INPUT MATERIAL
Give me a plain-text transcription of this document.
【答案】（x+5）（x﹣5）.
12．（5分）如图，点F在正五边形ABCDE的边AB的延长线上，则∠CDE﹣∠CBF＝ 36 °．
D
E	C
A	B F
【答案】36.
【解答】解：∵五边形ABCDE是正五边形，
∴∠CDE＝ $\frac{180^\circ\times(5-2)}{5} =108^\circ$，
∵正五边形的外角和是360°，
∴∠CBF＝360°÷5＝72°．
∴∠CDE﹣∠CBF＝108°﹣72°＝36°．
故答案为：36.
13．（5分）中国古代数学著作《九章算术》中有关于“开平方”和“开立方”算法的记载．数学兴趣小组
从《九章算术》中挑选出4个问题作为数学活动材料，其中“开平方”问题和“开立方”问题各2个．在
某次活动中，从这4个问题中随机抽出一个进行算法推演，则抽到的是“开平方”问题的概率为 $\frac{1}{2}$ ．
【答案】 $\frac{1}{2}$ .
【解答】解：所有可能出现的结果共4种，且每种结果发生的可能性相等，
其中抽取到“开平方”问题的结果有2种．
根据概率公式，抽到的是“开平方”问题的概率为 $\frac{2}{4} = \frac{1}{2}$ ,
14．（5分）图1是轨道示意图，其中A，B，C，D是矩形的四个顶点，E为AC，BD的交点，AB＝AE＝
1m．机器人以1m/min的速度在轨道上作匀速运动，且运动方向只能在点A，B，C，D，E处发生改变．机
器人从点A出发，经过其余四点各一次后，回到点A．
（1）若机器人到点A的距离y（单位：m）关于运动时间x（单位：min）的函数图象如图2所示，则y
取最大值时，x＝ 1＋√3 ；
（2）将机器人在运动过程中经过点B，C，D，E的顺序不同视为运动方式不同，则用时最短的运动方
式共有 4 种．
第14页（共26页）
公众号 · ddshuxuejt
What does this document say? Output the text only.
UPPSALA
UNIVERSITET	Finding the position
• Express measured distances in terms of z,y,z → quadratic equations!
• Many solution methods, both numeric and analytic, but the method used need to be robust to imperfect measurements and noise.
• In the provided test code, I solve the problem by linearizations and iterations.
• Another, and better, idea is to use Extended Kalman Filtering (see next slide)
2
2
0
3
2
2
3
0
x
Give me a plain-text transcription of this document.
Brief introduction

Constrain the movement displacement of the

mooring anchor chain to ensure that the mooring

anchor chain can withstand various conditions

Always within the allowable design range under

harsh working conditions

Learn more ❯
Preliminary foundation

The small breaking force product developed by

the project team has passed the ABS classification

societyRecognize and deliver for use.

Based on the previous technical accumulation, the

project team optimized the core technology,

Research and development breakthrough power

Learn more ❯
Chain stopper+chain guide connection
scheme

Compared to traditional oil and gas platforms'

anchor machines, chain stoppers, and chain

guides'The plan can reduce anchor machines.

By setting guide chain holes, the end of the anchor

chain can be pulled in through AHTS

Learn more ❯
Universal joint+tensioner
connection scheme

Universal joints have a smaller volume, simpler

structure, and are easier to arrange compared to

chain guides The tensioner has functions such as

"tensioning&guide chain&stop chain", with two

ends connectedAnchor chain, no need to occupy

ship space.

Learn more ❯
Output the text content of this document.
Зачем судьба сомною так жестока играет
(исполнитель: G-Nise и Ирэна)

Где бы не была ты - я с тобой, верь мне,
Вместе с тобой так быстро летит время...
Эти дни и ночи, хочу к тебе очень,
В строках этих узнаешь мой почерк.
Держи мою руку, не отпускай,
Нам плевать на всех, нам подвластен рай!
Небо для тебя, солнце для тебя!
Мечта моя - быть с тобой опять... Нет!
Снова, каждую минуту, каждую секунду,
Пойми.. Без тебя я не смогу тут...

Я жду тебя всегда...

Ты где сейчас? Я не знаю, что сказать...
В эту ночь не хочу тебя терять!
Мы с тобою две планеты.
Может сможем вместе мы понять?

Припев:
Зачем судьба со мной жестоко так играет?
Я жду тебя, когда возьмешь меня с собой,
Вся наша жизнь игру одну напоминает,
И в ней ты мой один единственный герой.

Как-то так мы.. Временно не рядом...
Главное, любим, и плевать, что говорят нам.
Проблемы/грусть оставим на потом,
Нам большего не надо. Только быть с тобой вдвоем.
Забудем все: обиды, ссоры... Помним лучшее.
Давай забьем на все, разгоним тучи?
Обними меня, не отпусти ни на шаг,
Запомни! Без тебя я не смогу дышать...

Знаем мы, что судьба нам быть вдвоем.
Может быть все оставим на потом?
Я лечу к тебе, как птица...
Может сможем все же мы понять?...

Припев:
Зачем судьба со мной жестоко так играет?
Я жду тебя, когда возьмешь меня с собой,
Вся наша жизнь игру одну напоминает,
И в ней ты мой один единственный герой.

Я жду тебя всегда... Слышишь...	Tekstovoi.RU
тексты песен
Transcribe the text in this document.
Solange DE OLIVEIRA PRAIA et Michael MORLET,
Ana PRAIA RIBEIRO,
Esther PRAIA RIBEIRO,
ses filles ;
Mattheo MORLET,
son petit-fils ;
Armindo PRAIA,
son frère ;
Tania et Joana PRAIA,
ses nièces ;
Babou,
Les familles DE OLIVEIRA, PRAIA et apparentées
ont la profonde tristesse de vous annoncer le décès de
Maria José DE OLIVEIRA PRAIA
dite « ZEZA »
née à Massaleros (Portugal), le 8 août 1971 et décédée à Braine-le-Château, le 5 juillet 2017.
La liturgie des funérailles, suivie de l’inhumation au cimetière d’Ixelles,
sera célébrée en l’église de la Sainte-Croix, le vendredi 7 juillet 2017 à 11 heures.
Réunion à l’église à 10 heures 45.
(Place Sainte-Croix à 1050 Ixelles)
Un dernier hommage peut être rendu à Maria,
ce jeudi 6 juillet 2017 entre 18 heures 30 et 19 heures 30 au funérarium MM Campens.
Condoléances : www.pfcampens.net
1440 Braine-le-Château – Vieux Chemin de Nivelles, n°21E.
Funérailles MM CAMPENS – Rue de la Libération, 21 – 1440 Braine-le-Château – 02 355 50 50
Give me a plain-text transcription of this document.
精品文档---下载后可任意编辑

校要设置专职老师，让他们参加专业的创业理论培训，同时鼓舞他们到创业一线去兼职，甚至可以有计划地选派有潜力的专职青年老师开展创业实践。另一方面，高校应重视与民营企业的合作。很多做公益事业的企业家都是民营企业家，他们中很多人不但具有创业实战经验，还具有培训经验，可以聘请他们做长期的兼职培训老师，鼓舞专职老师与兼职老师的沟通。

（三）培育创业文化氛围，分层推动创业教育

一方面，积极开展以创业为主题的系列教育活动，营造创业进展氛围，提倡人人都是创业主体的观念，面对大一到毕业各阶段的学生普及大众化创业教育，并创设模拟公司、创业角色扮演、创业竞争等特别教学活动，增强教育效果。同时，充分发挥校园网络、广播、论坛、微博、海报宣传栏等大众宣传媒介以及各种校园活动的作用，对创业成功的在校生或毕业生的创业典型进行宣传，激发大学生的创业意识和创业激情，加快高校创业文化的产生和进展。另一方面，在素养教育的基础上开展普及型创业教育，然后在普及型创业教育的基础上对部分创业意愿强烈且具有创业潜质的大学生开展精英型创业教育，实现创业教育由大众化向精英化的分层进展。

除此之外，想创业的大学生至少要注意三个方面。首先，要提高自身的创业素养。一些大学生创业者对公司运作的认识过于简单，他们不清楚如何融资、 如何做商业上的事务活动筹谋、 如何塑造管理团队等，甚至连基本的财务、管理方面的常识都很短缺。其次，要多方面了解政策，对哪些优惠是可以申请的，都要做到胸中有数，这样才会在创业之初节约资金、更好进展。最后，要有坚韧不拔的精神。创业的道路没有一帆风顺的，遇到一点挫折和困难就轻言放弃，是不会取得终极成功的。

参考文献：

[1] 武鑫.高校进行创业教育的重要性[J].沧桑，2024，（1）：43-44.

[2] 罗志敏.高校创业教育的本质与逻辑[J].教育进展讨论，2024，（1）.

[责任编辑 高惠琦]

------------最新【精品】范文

TO BE DONE
In the records above, locate the lines holding the word "juillet". Copy each of them.

FINISHED ANSWER
née à Massaleros (Portugal), le 8 août 1971 et décédée à Braine-le-Château, le 5 juillet 2017.
sera célébrée en l’église de la Sainte-Croix, le vendredi 7 juillet 2017 à 11 heures.
ce jeudi 6 juillet 2017 entre 18 heures 30 et 19 heures 30 au funérarium MM Campens.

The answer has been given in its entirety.